-- begin DATA FOR THIS TASK --
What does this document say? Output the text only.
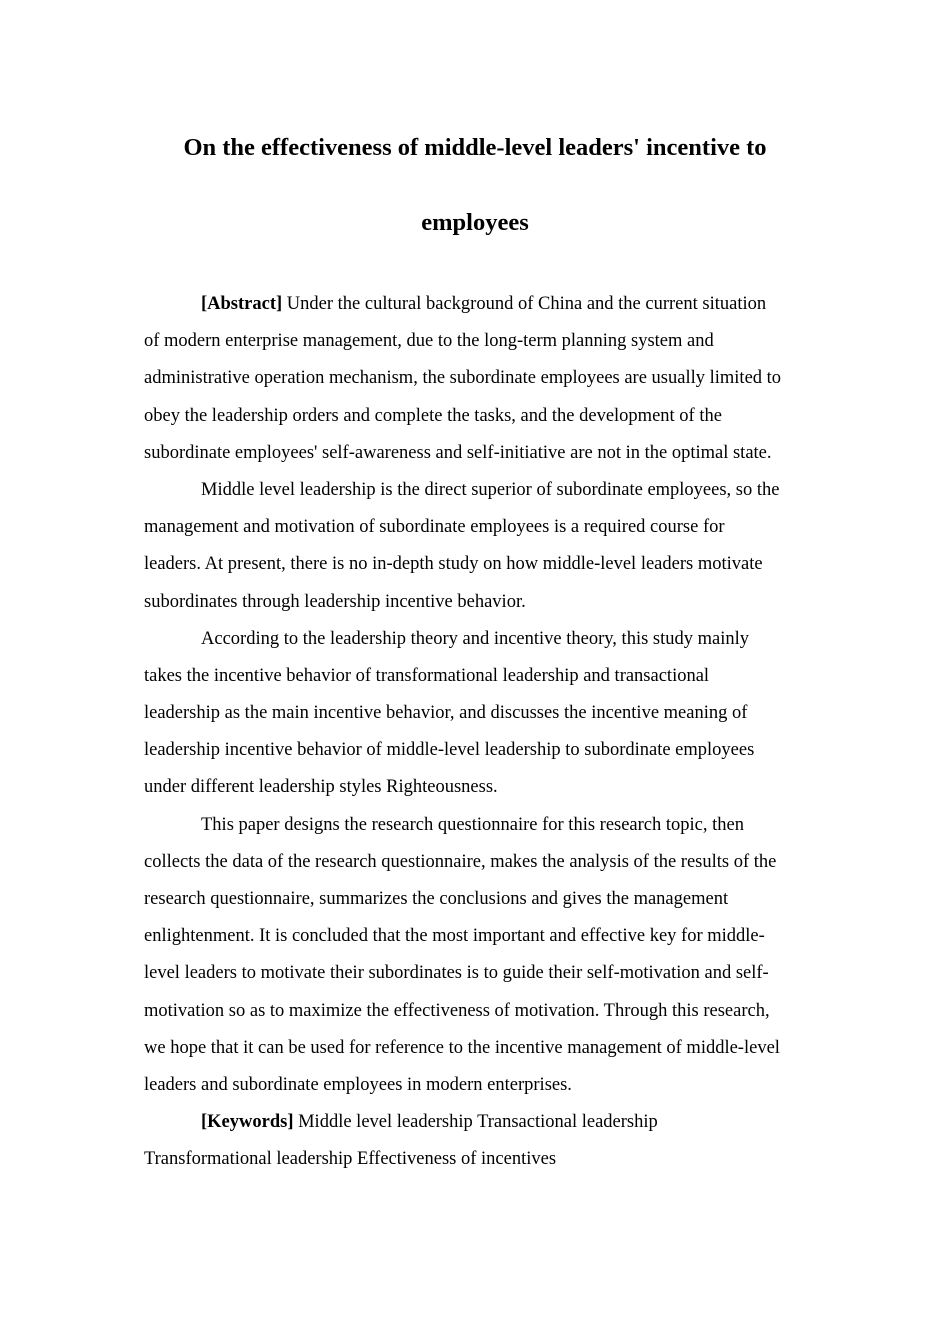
On the effectiveness of middle-level leaders' incentive to
employees
[Abstract] Under the cultural background of China and the current situation
of modern enterprise management, due to the long-term planning system and
administrative operation mechanism, the subordinate employees are usually limited to
obey the leadership orders and complete the tasks, and the development of the
subordinate employees' self-awareness and self-initiative are not in the optimal state.
Middle level leadership is the direct superior of subordinate employees, so the
management and motivation of subordinate employees is a required course for
leaders. At present, there is no in-depth study on how middle-level leaders motivate
subordinates through leadership incentive behavior.
According to the leadership theory and incentive theory, this study mainly
takes the incentive behavior of transformational leadership and transactional
leadership as the main incentive behavior, and discusses the incentive meaning of
leadership incentive behavior of middle-level leadership to subordinate employees
under different leadership styles Righteousness.
This paper designs the research questionnaire for this research topic, then
collects the data of the research questionnaire, makes the analysis of the results of the
research questionnaire, summarizes the conclusions and gives the management
enlightenment. It is concluded that the most important and effective key for middle-
level leaders to motivate their subordinates is to guide their self-motivation and self-
motivation so as to maximize the effectiveness of motivation. Through this research,
we hope that it can be used for reference to the incentive management of middle-level
leaders and subordinate employees in modern enterprises.
[Keywords] Middle level leadership Transactional leadership
Transformational leadership Effectiveness of incentives
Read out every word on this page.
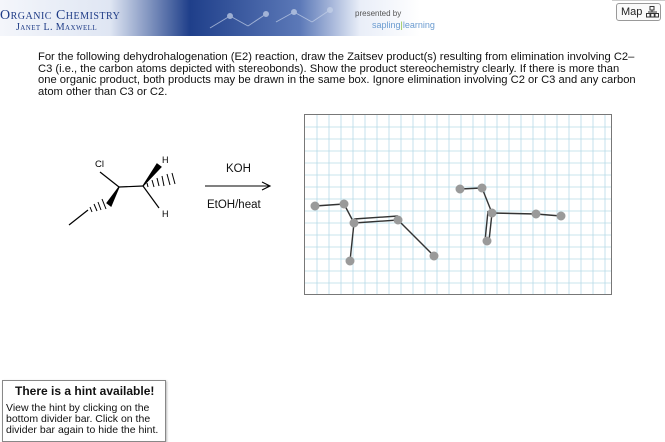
Organic Chemistry
Janet L. Maxwell
presented by
sapling|learning
Map
For the following dehydrohalogenation (E2) reaction, draw the Zaitsev product(s) resulting from elimination involving C2–C3 (i.e., the carbon atoms depicted with stereobonds). Show the product stereochemistry clearly. If there is more than one organic product, both products may be drawn in the same box. Ignore elimination involving C2 or C3 and any carbon atom other than C3 or C2.
Cl	H
H
KOH
EtOH/heat
There is a hint available!
View the hint by clicking on the bottom divider bar. Click on the divider bar again to hide the hint.
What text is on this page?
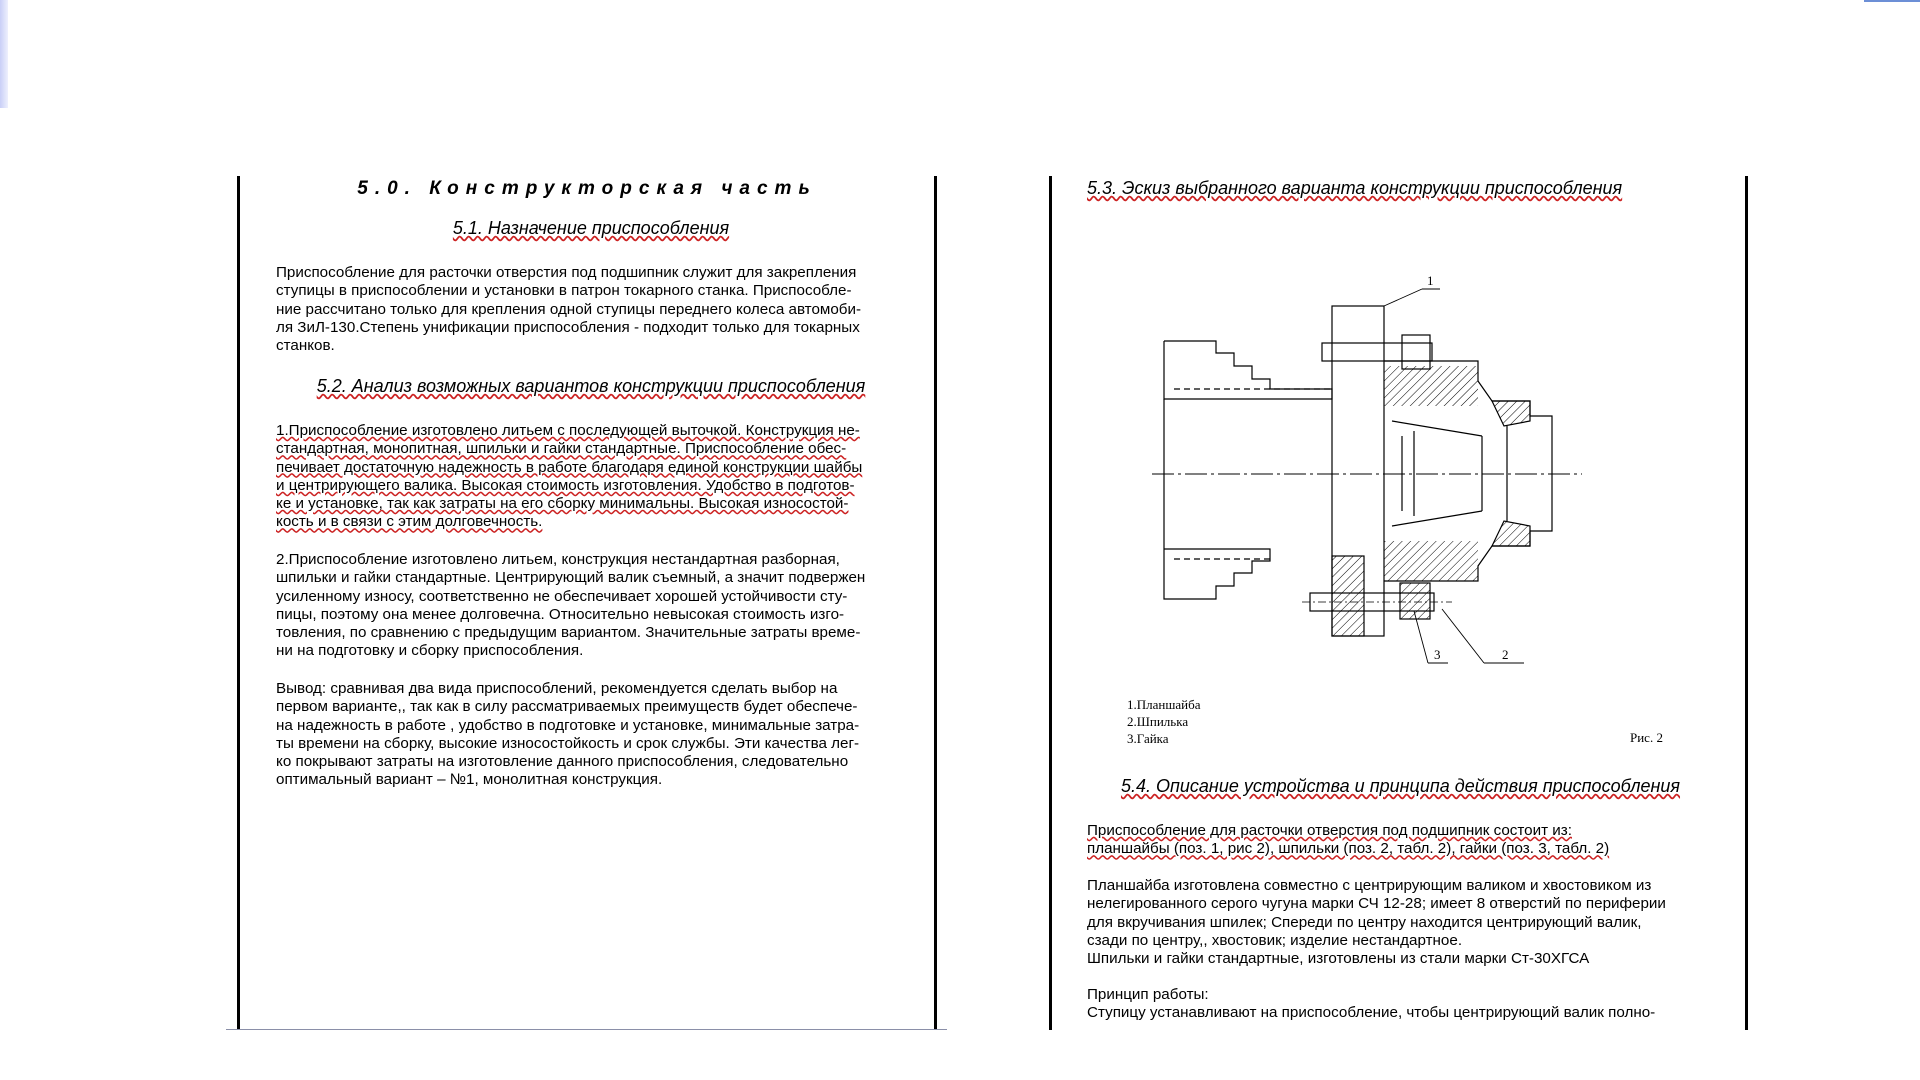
5.0. Конструкторская часть
5.1. Назначение приспособления
Приспособление для расточки отверстия под подшипник служит для закрепления
ступицы в приспособлении и установки в патрон токарного станка. Приспособле-
ние рассчитано только для крепления одной ступицы переднего колеса автомоби-
ля ЗиЛ-130.Степень унификации приспособления - подходит только для токарных
станков.
5.2. Анализ возможных вариантов конструкции приспособления
1.Приспособление изготовлено литьем с последующей выточкой. Конструкция не-
стандартная, монопитная, шпильки и гайки стандартные. Приспособление обес-
печивает достаточную надежность в работе благодаря единой конструкции шайбы
и центрирующего валика. Высокая стоимость изготовления. Удобство в подготов-
ке и установке, так как затраты на его сборку минимальны. Высокая износостой-
кость и в связи с этим долговечность.
2.Приспособление изготовлено литьем, конструкция нестандартная разборная,
шпильки и гайки стандартные. Центрирующий валик съемный, а значит подвержен
усиленному износу, соответственно не обеспечивает хорошей устойчивости сту-
пицы, поэтому она менее долговечна. Относительно невысокая стоимость изго-
товления, по сравнению с предыдущим вариантом. Значительные затраты време-
ни на подготовку и сборку приспособления.
Вывод: сравнивая два вида приспособлений, рекомендуется сделать выбор на
первом варианте,, так как в силу рассматриваемых преимуществ будет обеспече-
на надежность в работе , удобство в подготовке и установке, минимальные затра-
ты времени на сборку, высокие износостойкость и срок службы. Эти качества лег-
ко покрывают затраты на изготовление данного приспособления, следовательно
оптимальный вариант – №1, монолитная конструкция.
5.3. Эскиз выбранного варианта конструкции приспособления
1
2
3
1.Планшайба
2.Шпилька
3.Гайка	Рис. 2
5.4. Описание устройства и принципа действия приспособления
Приспособление для расточки отверстия под подшипник состоит из:
планшайбы (поз. 1, рис 2), шпильки (поз. 2, табл. 2), гайки (поз. 3, табл. 2)
Планшайба изготовлена совместно с центрирующим валиком и хвостовиком из
нелегированного серого чугуна марки СЧ 12-28; имеет 8 отверстий по периферии
для вкручивания шпилек; Спереди по центру находится центрирующий валик,
сзади по центру,, хвостовик; изделие нестандартное.
Шпильки и гайки стандартные, изготовлены из стали марки Ст-30ХГСА
Принцип работы:
Ступицу устанавливают на приспособление, чтобы центрирующий валик полно-
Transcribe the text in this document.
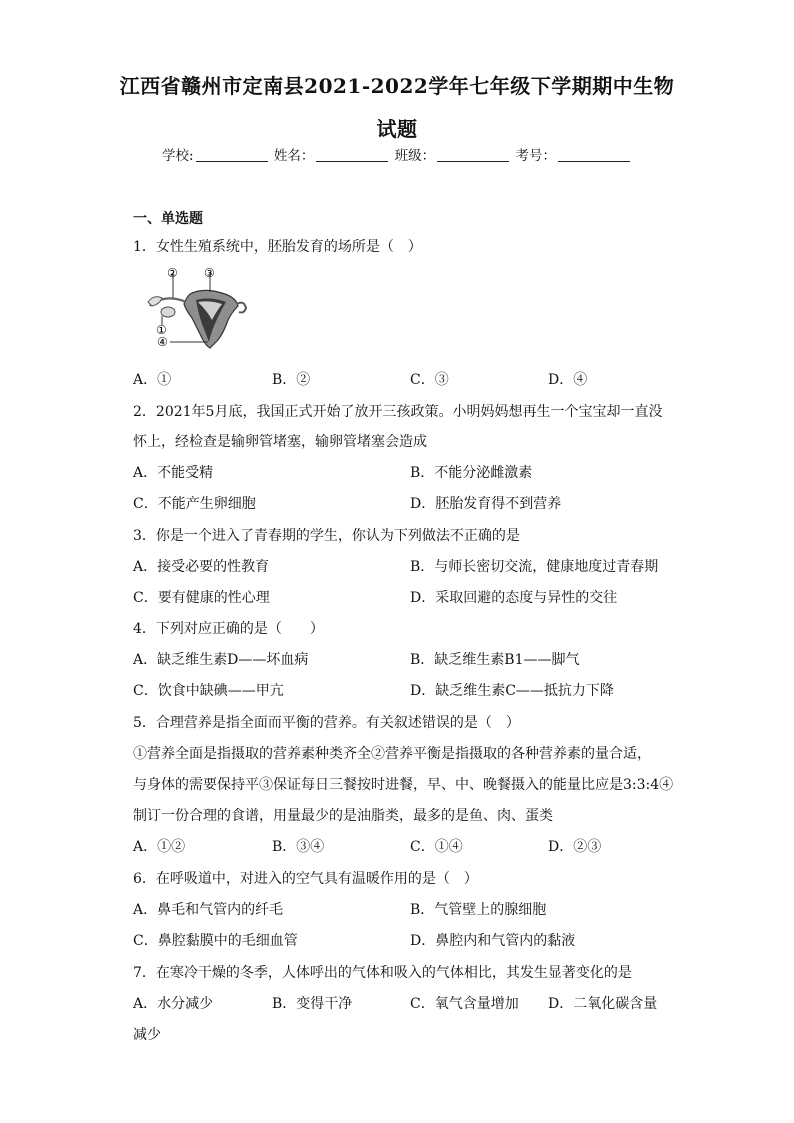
江西省赣州市定南县2021-2022学年七年级下学期期中生物
试题
学校:	姓名：	班级：	考号：
一、单选题
1．女性生殖系统中，胚胎发育的场所是（　）
② ③
①
④
A．①	B．②	C．③	D．④
2．2021年5月底，我国正式开始了放开三孩政策。小明妈妈想再生一个宝宝却一直没
怀上，经检查是输卵管堵塞，输卵管堵塞会造成
A．不能受精	B．不能分泌雌激素
C．不能产生卵细胞	D．胚胎发育得不到营养
3．你是一个进入了青春期的学生，你认为下列做法不正确的是
A．接受必要的性教育	B．与师长密切交流，健康地度过青春期
C．要有健康的性心理	D．采取回避的态度与异性的交往
4．下列对应正确的是（　　）
A．缺乏维生素D——坏血病	B．缺乏维生素B1——脚气
C．饮食中缺碘——甲亢	D．缺乏维生素C——抵抗力下降
5．合理营养是指全面而平衡的营养。有关叙述错误的是（　）
①营养全面是指摄取的营养素种类齐全②营养平衡是指摄取的各种营养素的量合适，
与身体的需要保持平③保证每日三餐按时进餐，早、中、晚餐摄入的能量比应是3:3:4④
制订一份合理的食谱，用量最少的是油脂类，最多的是鱼、肉、蛋类
A．①②	B．③④	C．①④	D．②③
6．在呼吸道中，对进入的空气具有温暖作用的是（　）
A．鼻毛和气管内的纤毛	B．气管壁上的腺细胞
C．鼻腔黏膜中的毛细血管	D．鼻腔内和气管内的黏液
7．在寒冷干燥的冬季，人体呼出的气体和吸入的气体相比，其发生显著变化的是
A．水分减少	B．变得干净	C．氧气含量增加 D．二氧化碳含量
减少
-- end DATA FOR THIS TASK --
» **WHAT TO WORK ON**:
Reproduce the data above in full, exactly as it is, with the pictures left out.

» **RESULT OF THE TASK**:
What does this document say? Output the text only.
On the effectiveness of middle-level leaders' incentive to
employees
[Abstract] Under the cultural background of China and the current situation
of modern enterprise management, due to the long-term planning system and
administrative operation mechanism, the subordinate employees are usually limited to
obey the leadership orders and complete the tasks, and the development of the
subordinate employees' self-awareness and self-initiative are not in the optimal state.
Middle level leadership is the direct superior of subordinate employees, so the
management and motivation of subordinate employees is a required course for
leaders. At present, there is no in-depth study on how middle-level leaders motivate
subordinates through leadership incentive behavior.
According to the leadership theory and incentive theory, this study mainly
takes the incentive behavior of transformational leadership and transactional
leadership as the main incentive behavior, and discusses the incentive meaning of
leadership incentive behavior of middle-level leadership to subordinate employees
under different leadership styles Righteousness.
This paper designs the research questionnaire for this research topic, then
collects the data of the research questionnaire, makes the analysis of the results of the
research questionnaire, summarizes the conclusions and gives the management
enlightenment. It is concluded that the most important and effective key for middle-
level leaders to motivate their subordinates is to guide their self-motivation and self-
motivation so as to maximize the effectiveness of motivation. Through this research,
we hope that it can be used for reference to the incentive management of middle-level
leaders and subordinate employees in modern enterprises.
[Keywords] Middle level leadership Transactional leadership
Transformational leadership Effectiveness of incentives
Read out every word on this page.
Organic Chemistry
Janet L. Maxwell
presented by
sapling|learning
Map
For the following dehydrohalogenation (E2) reaction, draw the Zaitsev product(s) resulting from elimination involving C2–C3 (i.e., the carbon atoms depicted with stereobonds). Show the product stereochemistry clearly. If there is more than one organic product, both products may be drawn in the same box. Ignore elimination involving C2 or C3 and any carbon atom other than C3 or C2.
Cl	H
H
KOH
EtOH/heat
There is a hint available!
View the hint by clicking on the bottom divider bar. Click on the divider bar again to hide the hint.
What text is on this page?
5.0. Конструкторская часть
5.1. Назначение приспособления
Приспособление для расточки отверстия под подшипник служит для закрепления
ступицы в приспособлении и установки в патрон токарного станка. Приспособле-
ние рассчитано только для крепления одной ступицы переднего колеса автомоби-
ля ЗиЛ-130.Степень унификации приспособления - подходит только для токарных
станков.
5.2. Анализ возможных вариантов конструкции приспособления
1.Приспособление изготовлено литьем с последующей выточкой. Конструкция не-
стандартная, монопитная, шпильки и гайки стандартные. Приспособление обес-
печивает достаточную надежность в работе благодаря единой конструкции шайбы
и центрирующего валика. Высокая стоимость изготовления. Удобство в подготов-
ке и установке, так как затраты на его сборку минимальны. Высокая износостой-
кость и в связи с этим долговечность.
2.Приспособление изготовлено литьем, конструкция нестандартная разборная,
шпильки и гайки стандартные. Центрирующий валик съемный, а значит подвержен
усиленному износу, соответственно не обеспечивает хорошей устойчивости сту-
пицы, поэтому она менее долговечна. Относительно невысокая стоимость изго-
товления, по сравнению с предыдущим вариантом. Значительные затраты време-
ни на подготовку и сборку приспособления.
Вывод: сравнивая два вида приспособлений, рекомендуется сделать выбор на
первом варианте,, так как в силу рассматриваемых преимуществ будет обеспече-
на надежность в работе , удобство в подготовке и установке, минимальные затра-
ты времени на сборку, высокие износостойкость и срок службы. Эти качества лег-
ко покрывают затраты на изготовление данного приспособления, следовательно
оптимальный вариант – №1, монолитная конструкция.
5.3. Эскиз выбранного варианта конструкции приспособления
1
2
3
1.Планшайба
2.Шпилька
3.Гайка	Рис. 2
5.4. Описание устройства и принципа действия приспособления
Приспособление для расточки отверстия под подшипник состоит из:
планшайбы (поз. 1, рис 2), шпильки (поз. 2, табл. 2), гайки (поз. 3, табл. 2)
Планшайба изготовлена совместно с центрирующим валиком и хвостовиком из
нелегированного серого чугуна марки СЧ 12-28; имеет 8 отверстий по периферии
для вкручивания шпилек; Спереди по центру находится центрирующий валик,
сзади по центру,, хвостовик; изделие нестандартное.
Шпильки и гайки стандартные, изготовлены из стали марки Ст-30ХГСА
Принцип работы:
Ступицу устанавливают на приспособление, чтобы центрирующий валик полно-
Transcribe the text in this document.
江西省赣州市定南县2021-2022学年七年级下学期期中生物
试题
学校:	姓名：	班级：	考号：
一、单选题
1．女性生殖系统中，胚胎发育的场所是（　）
② ③
①
④
A．①	B．②	C．③	D．④
2．2021年5月底，我国正式开始了放开三孩政策。小明妈妈想再生一个宝宝却一直没
怀上，经检查是输卵管堵塞，输卵管堵塞会造成
A．不能受精	B．不能分泌雌激素
C．不能产生卵细胞	D．胚胎发育得不到营养
3．你是一个进入了青春期的学生，你认为下列做法不正确的是
A．接受必要的性教育	B．与师长密切交流，健康地度过青春期
C．要有健康的性心理	D．采取回避的态度与异性的交往
4．下列对应正确的是（　　）
A．缺乏维生素D——坏血病	B．缺乏维生素B1——脚气
C．饮食中缺碘——甲亢	D．缺乏维生素C——抵抗力下降
5．合理营养是指全面而平衡的营养。有关叙述错误的是（　）
①营养全面是指摄取的营养素种类齐全②营养平衡是指摄取的各种营养素的量合适，
与身体的需要保持平③保证每日三餐按时进餐，早、中、晚餐摄入的能量比应是3:3:4④
制订一份合理的食谱，用量最少的是油脂类，最多的是鱼、肉、蛋类
A．①②	B．③④	C．①④	D．②③
6．在呼吸道中，对进入的空气具有温暖作用的是（　）
A．鼻毛和气管内的纤毛	B．气管壁上的腺细胞
C．鼻腔黏膜中的毛细血管	D．鼻腔内和气管内的黏液
7．在寒冷干燥的冬季，人体呼出的气体和吸入的气体相比，其发生显著变化的是
A．水分减少	B．变得干净	C．氧气含量增加 D．二氧化碳含量
减少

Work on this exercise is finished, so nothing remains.